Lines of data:
━━━━━━

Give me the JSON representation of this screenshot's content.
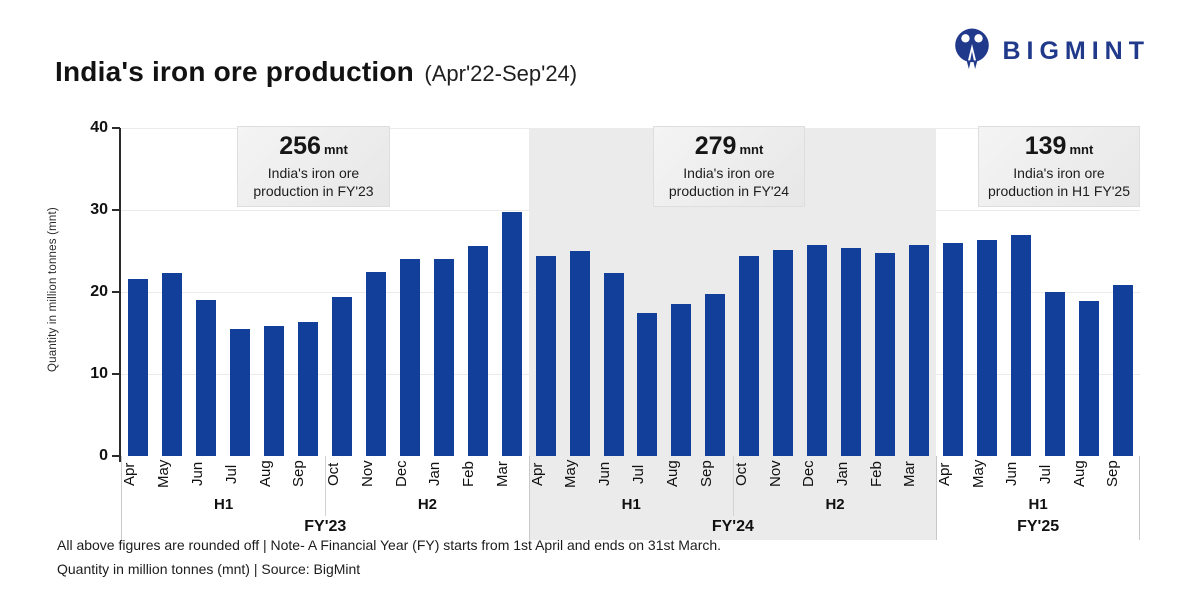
{
  "header": {
    "title": "India's iron ore production",
    "subtitle": "(Apr'22-Sep'24)",
    "brand": "BIGMINT",
    "brand_color": "#21398b"
  },
  "chart_data": {
    "type": "bar",
    "title": "India's iron ore production (Apr'22-Sep'24)",
    "ylabel": "Quantity in million tonnes (mnt)",
    "ylim": [
      0,
      40
    ],
    "yticks": [
      0,
      10,
      20,
      30,
      40
    ],
    "grid": "horizontal",
    "bar_color": "#123f99",
    "shaded_band_color": "#ebebeb",
    "groups": [
      {
        "fy": "FY'23",
        "shaded": false,
        "months": [
          "Apr",
          "May",
          "Jun",
          "Jul",
          "Aug",
          "Sep",
          "Oct",
          "Nov",
          "Dec",
          "Jan",
          "Feb",
          "Mar"
        ],
        "values": [
          21.6,
          22.3,
          19.0,
          15.5,
          15.8,
          16.3,
          19.4,
          22.5,
          24.0,
          24.0,
          25.6,
          29.8
        ],
        "halves": [
          {
            "label": "H1",
            "span": 6
          },
          {
            "label": "H2",
            "span": 6
          }
        ],
        "annotation": {
          "value": "256",
          "unit": "mnt",
          "desc1": "India's iron ore",
          "desc2": "production in FY'23"
        }
      },
      {
        "fy": "FY'24",
        "shaded": true,
        "months": [
          "Apr",
          "May",
          "Jun",
          "Jul",
          "Aug",
          "Sep",
          "Oct",
          "Nov",
          "Dec",
          "Jan",
          "Feb",
          "Mar"
        ],
        "values": [
          24.4,
          25.0,
          22.3,
          17.4,
          18.5,
          19.7,
          24.4,
          25.1,
          25.7,
          25.4,
          24.7,
          25.7
        ],
        "halves": [
          {
            "label": "H1",
            "span": 6
          },
          {
            "label": "H2",
            "span": 6
          }
        ],
        "annotation": {
          "value": "279",
          "unit": "mnt",
          "desc1": "India's iron ore",
          "desc2": "production in FY'24"
        }
      },
      {
        "fy": "FY'25",
        "shaded": false,
        "months": [
          "Apr",
          "May",
          "Jun",
          "Jul",
          "Aug",
          "Sep"
        ],
        "values": [
          26.0,
          26.3,
          26.9,
          20.0,
          18.9,
          20.9
        ],
        "halves": [
          {
            "label": "H1",
            "span": 6
          }
        ],
        "annotation": {
          "value": "139",
          "unit": "mnt",
          "desc1": "India's iron ore",
          "desc2": "production in H1 FY'25"
        }
      }
    ]
  },
  "footer": {
    "line1": "All above figures are rounded off | Note- A Financial Year (FY) starts from 1st April and ends on 31st March.",
    "line2": "Quantity in million tonnes (mnt) | Source: BigMint"
  }
}
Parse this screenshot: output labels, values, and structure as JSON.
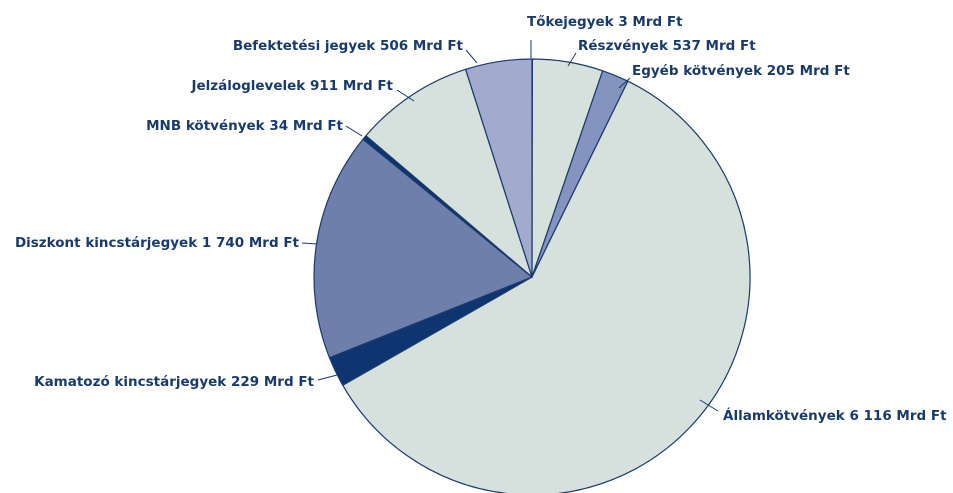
{
  "chart_data": {
    "type": "pie",
    "categories": [
      "Tőkejegyek",
      "Részvények",
      "Egyéb kötvények",
      "Államkötvények",
      "Kamatozó kincstárjegyek",
      "Diszkont kincstárjegyek",
      "MNB kötvények",
      "Jelzáloglevelek",
      "Befektetési jegyek"
    ],
    "values": [
      3,
      537,
      205,
      6116,
      229,
      1740,
      34,
      911,
      506
    ],
    "value_labels": [
      "3 Mrd Ft",
      "537 Mrd Ft",
      "205 Mrd Ft",
      "6 116 Mrd Ft",
      "229 Mrd Ft",
      "1 740 Mrd Ft",
      "34 Mrd Ft",
      "911 Mrd Ft",
      "506 Mrd Ft"
    ],
    "colors": [
      "#d6e0dc",
      "#d6e0dc",
      "#8593bf",
      "#d6e0dc",
      "#0f3570",
      "#6e7fac",
      "#0f3570",
      "#d6e0dc",
      "#a2abcd"
    ]
  }
}
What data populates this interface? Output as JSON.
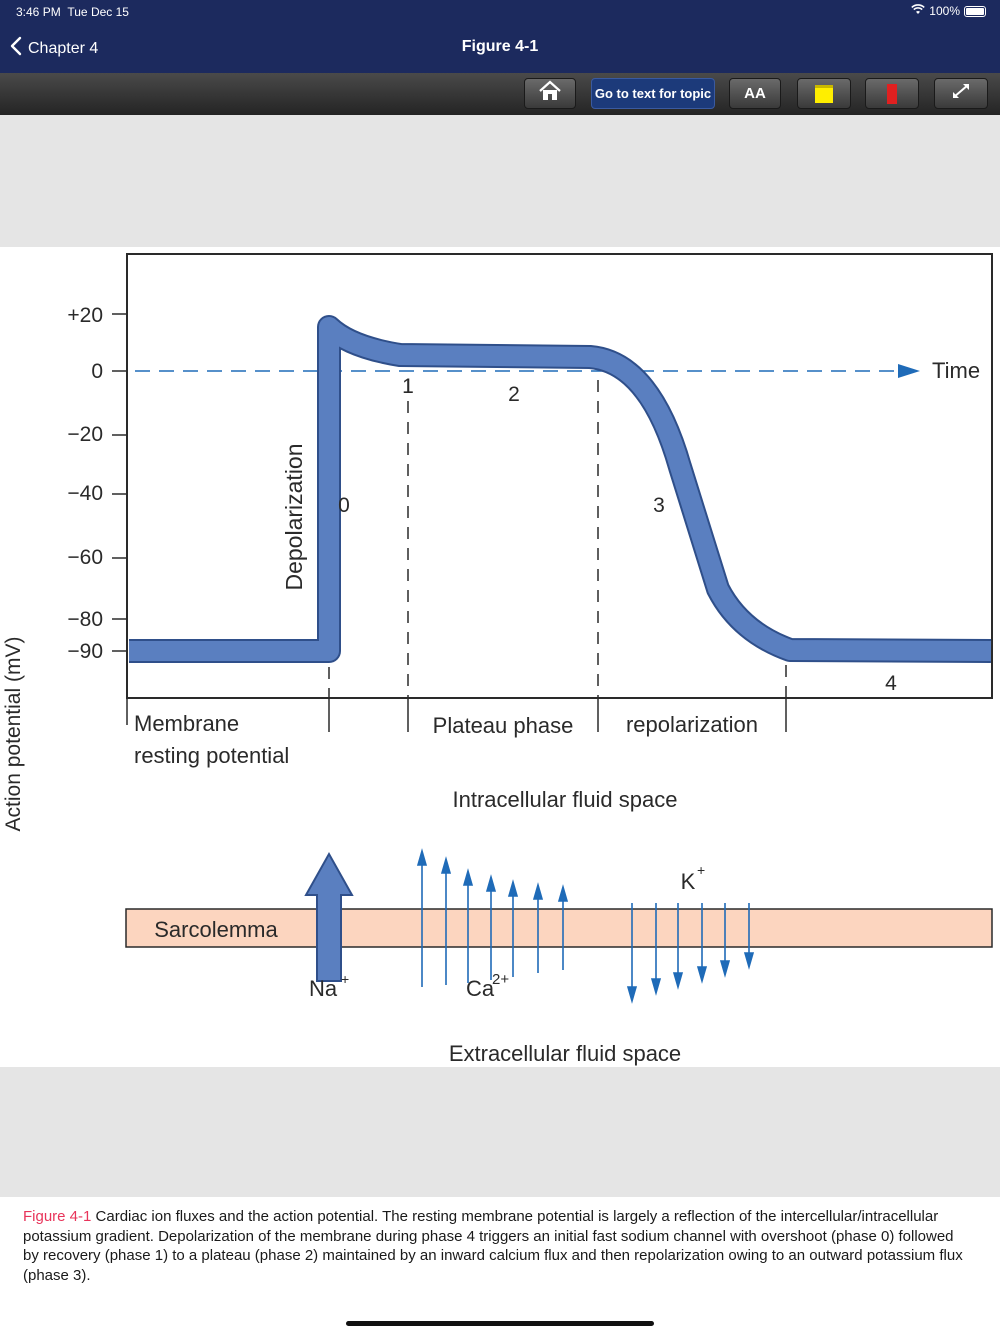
{
  "status": {
    "time": "3:46 PM",
    "date": "Tue Dec 15",
    "battery": "100%"
  },
  "nav": {
    "back_label": "Chapter 4",
    "title": "Figure 4-1"
  },
  "toolbar": {
    "go_to_text": "Go to text for topic",
    "font_size": "AA"
  },
  "figure": {
    "y_axis_label": "Action potential (mV)",
    "y_ticks": [
      "+20",
      "0",
      "−20",
      "−40",
      "−60",
      "−80",
      "−90"
    ],
    "time_label": "Time",
    "phases": [
      "0",
      "1",
      "2",
      "3",
      "4"
    ],
    "depolarization": "Depolarization",
    "membrane_label_1": "Membrane",
    "membrane_label_2": "resting potential",
    "plateau_label": "Plateau phase",
    "repolarization_label": "repolarization",
    "intracellular": "Intracellular fluid space",
    "extracellular": "Extracellular fluid space",
    "sarcolemma": "Sarcolemma",
    "na": "Na",
    "ca": "Ca",
    "k": "K",
    "plus": "+",
    "two_plus": "2+"
  },
  "caption": {
    "label": "Figure 4-1",
    "text": " Cardiac ion fluxes and the action potential. The resting membrane potential is largely a reflection of the intercellular/intracellular potassium gradient. Depolarization of the membrane during phase 4 triggers an initial fast sodium channel with overshoot (phase 0) followed by recovery (phase 1) to a plateau (phase 2) maintained by an inward calcium flux and then repolarization owing to an outward potassium flux (phase 3)."
  },
  "colors": {
    "nav": "#1c2a5e",
    "curve": "#5a7fc0",
    "arrow": "#1f6bb8",
    "sarcolemma": "#fcd5bf",
    "caption_label": "#e8345a"
  }
}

━━━━━━

Problem description: Nothing in the entries should change as you copy them, except that the pictures are left out.

Written solution:
Give me the JSON representation of this screenshot's content.
{
  "header": {
    "title": "India's iron ore production",
    "subtitle": "(Apr'22-Sep'24)",
    "brand": "BIGMINT",
    "brand_color": "#21398b"
  },
  "chart_data": {
    "type": "bar",
    "title": "India's iron ore production (Apr'22-Sep'24)",
    "ylabel": "Quantity in million tonnes (mnt)",
    "ylim": [
      0,
      40
    ],
    "yticks": [
      0,
      10,
      20,
      30,
      40
    ],
    "grid": "horizontal",
    "bar_color": "#123f99",
    "shaded_band_color": "#ebebeb",
    "groups": [
      {
        "fy": "FY'23",
        "shaded": false,
        "months": [
          "Apr",
          "May",
          "Jun",
          "Jul",
          "Aug",
          "Sep",
          "Oct",
          "Nov",
          "Dec",
          "Jan",
          "Feb",
          "Mar"
        ],
        "values": [
          21.6,
          22.3,
          19.0,
          15.5,
          15.8,
          16.3,
          19.4,
          22.5,
          24.0,
          24.0,
          25.6,
          29.8
        ],
        "halves": [
          {
            "label": "H1",
            "span": 6
          },
          {
            "label": "H2",
            "span": 6
          }
        ],
        "annotation": {
          "value": "256",
          "unit": "mnt",
          "desc1": "India's iron ore",
          "desc2": "production in FY'23"
        }
      },
      {
        "fy": "FY'24",
        "shaded": true,
        "months": [
          "Apr",
          "May",
          "Jun",
          "Jul",
          "Aug",
          "Sep",
          "Oct",
          "Nov",
          "Dec",
          "Jan",
          "Feb",
          "Mar"
        ],
        "values": [
          24.4,
          25.0,
          22.3,
          17.4,
          18.5,
          19.7,
          24.4,
          25.1,
          25.7,
          25.4,
          24.7,
          25.7
        ],
        "halves": [
          {
            "label": "H1",
            "span": 6
          },
          {
            "label": "H2",
            "span": 6
          }
        ],
        "annotation": {
          "value": "279",
          "unit": "mnt",
          "desc1": "India's iron ore",
          "desc2": "production in FY'24"
        }
      },
      {
        "fy": "FY'25",
        "shaded": false,
        "months": [
          "Apr",
          "May",
          "Jun",
          "Jul",
          "Aug",
          "Sep"
        ],
        "values": [
          26.0,
          26.3,
          26.9,
          20.0,
          18.9,
          20.9
        ],
        "halves": [
          {
            "label": "H1",
            "span": 6
          }
        ],
        "annotation": {
          "value": "139",
          "unit": "mnt",
          "desc1": "India's iron ore",
          "desc2": "production in H1 FY'25"
        }
      }
    ]
  },
  "footer": {
    "line1": "All above figures are rounded off | Note- A Financial Year (FY) starts from 1st April and ends on 31st March.",
    "line2": "Quantity in million tonnes (mnt) | Source: BigMint"
  }
}
Parse this screenshot: output labels, values, and structure as JSON.
{
  "chart_data": {
    "type": "pie",
    "categories": [
      "Tőkejegyek",
      "Részvények",
      "Egyéb kötvények",
      "Államkötvények",
      "Kamatozó kincstárjegyek",
      "Diszkont kincstárjegyek",
      "MNB kötvények",
      "Jelzáloglevelek",
      "Befektetési jegyek"
    ],
    "values": [
      3,
      537,
      205,
      6116,
      229,
      1740,
      34,
      911,
      506
    ],
    "value_labels": [
      "3 Mrd Ft",
      "537 Mrd Ft",
      "205 Mrd Ft",
      "6 116 Mrd Ft",
      "229 Mrd Ft",
      "1 740 Mrd Ft",
      "34 Mrd Ft",
      "911 Mrd Ft",
      "506 Mrd Ft"
    ],
    "colors": [
      "#d6e0dc",
      "#d6e0dc",
      "#8593bf",
      "#d6e0dc",
      "#0f3570",
      "#6e7fac",
      "#0f3570",
      "#d6e0dc",
      "#a2abcd"
    ]
  }
}
What data populates this interface? Output as JSON.
{
  "status": {
    "time": "3:46 PM",
    "date": "Tue Dec 15",
    "battery": "100%"
  },
  "nav": {
    "back_label": "Chapter 4",
    "title": "Figure 4-1"
  },
  "toolbar": {
    "go_to_text": "Go to text for topic",
    "font_size": "AA"
  },
  "figure": {
    "y_axis_label": "Action potential (mV)",
    "y_ticks": [
      "+20",
      "0",
      "−20",
      "−40",
      "−60",
      "−80",
      "−90"
    ],
    "time_label": "Time",
    "phases": [
      "0",
      "1",
      "2",
      "3",
      "4"
    ],
    "depolarization": "Depolarization",
    "membrane_label_1": "Membrane",
    "membrane_label_2": "resting potential",
    "plateau_label": "Plateau phase",
    "repolarization_label": "repolarization",
    "intracellular": "Intracellular fluid space",
    "extracellular": "Extracellular fluid space",
    "sarcolemma": "Sarcolemma",
    "na": "Na",
    "ca": "Ca",
    "k": "K",
    "plus": "+",
    "two_plus": "2+"
  },
  "caption": {
    "label": "Figure 4-1",
    "text": " Cardiac ion fluxes and the action potential. The resting membrane potential is largely a reflection of the intercellular/intracellular potassium gradient. Depolarization of the membrane during phase 4 triggers an initial fast sodium channel with overshoot (phase 0) followed by recovery (phase 1) to a plateau (phase 2) maintained by an inward calcium flux and then repolarization owing to an outward potassium flux (phase 3)."
  },
  "colors": {
    "nav": "#1c2a5e",
    "curve": "#5a7fc0",
    "arrow": "#1f6bb8",
    "sarcolemma": "#fcd5bf",
    "caption_label": "#e8345a"
  }
}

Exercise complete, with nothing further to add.